EXERCISE DIRECTIONS —
Find the lines holding "value" and copy them.

### STORED RECORDS

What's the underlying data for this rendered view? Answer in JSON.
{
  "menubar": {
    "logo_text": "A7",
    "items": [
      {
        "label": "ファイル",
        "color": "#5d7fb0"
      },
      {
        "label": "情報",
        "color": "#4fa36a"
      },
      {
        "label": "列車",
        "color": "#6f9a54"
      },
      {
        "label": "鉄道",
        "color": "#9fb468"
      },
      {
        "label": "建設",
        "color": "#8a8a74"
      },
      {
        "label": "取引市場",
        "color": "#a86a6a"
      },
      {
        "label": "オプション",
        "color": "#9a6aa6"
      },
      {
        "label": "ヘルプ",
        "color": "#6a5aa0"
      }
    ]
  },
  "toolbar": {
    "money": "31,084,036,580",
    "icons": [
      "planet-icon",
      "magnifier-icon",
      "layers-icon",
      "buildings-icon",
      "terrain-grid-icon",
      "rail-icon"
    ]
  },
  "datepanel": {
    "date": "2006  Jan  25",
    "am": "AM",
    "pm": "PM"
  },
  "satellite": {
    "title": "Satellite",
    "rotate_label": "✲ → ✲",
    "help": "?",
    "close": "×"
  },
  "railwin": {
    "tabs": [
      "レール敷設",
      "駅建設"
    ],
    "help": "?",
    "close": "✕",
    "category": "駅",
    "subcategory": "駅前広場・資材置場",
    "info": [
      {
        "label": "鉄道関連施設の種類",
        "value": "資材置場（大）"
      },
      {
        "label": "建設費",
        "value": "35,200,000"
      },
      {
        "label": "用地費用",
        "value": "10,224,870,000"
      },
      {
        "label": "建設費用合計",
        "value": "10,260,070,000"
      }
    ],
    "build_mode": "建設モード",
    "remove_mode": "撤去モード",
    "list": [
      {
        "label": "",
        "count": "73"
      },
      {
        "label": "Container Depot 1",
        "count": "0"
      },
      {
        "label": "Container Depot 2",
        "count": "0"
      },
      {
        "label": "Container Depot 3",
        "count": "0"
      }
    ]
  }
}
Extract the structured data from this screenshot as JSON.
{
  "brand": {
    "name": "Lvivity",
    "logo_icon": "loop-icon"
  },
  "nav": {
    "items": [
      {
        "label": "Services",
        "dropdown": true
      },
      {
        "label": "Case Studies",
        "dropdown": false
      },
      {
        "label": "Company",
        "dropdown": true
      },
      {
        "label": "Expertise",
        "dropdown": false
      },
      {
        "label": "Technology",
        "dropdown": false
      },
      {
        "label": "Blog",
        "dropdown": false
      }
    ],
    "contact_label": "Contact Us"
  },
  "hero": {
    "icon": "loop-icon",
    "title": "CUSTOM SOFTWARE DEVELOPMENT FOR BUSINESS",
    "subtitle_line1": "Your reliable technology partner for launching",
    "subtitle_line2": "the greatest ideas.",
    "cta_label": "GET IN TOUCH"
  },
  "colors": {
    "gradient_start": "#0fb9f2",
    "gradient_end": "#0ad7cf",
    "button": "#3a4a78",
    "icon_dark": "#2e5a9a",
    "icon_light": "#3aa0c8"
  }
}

######

FINISHED EXERCISE —
        "value": "資材置場（大）"
        "value": "35,200,000"
        "value": "10,224,870,000"
        "value": "10,260,070,000"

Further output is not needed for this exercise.